Filter the entries below, keeping every line that has the word "JSON".

:: Data records ::

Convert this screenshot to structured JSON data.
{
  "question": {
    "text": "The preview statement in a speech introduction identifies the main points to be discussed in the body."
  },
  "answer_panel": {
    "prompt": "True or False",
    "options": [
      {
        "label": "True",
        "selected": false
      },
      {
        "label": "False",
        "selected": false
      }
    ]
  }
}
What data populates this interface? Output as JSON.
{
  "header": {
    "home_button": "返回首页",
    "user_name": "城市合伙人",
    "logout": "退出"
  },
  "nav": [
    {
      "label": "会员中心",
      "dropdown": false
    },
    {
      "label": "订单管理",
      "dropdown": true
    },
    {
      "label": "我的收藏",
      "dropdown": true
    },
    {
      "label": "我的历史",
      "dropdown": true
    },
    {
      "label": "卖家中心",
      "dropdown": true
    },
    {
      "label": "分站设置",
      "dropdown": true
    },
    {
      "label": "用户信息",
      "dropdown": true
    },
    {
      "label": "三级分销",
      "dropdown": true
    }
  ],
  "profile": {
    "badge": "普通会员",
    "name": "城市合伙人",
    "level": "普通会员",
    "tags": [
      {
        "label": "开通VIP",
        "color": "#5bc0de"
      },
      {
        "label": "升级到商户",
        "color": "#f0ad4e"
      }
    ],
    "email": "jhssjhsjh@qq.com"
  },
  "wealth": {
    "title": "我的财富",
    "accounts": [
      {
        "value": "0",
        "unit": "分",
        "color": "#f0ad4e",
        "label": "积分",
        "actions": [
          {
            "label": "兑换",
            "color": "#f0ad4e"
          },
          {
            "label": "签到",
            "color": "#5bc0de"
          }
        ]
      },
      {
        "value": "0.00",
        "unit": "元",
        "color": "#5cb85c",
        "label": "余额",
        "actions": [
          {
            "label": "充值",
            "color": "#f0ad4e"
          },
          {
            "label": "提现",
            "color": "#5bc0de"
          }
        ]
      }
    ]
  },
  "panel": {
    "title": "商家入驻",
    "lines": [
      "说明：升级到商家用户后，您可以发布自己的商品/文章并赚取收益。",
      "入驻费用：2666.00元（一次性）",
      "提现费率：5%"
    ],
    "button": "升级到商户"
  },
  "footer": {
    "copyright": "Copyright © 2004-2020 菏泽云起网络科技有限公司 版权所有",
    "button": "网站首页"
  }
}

:::

**Solved problem**.
Convert this screenshot to structured JSON data.
What data populates this interface? Output as JSON.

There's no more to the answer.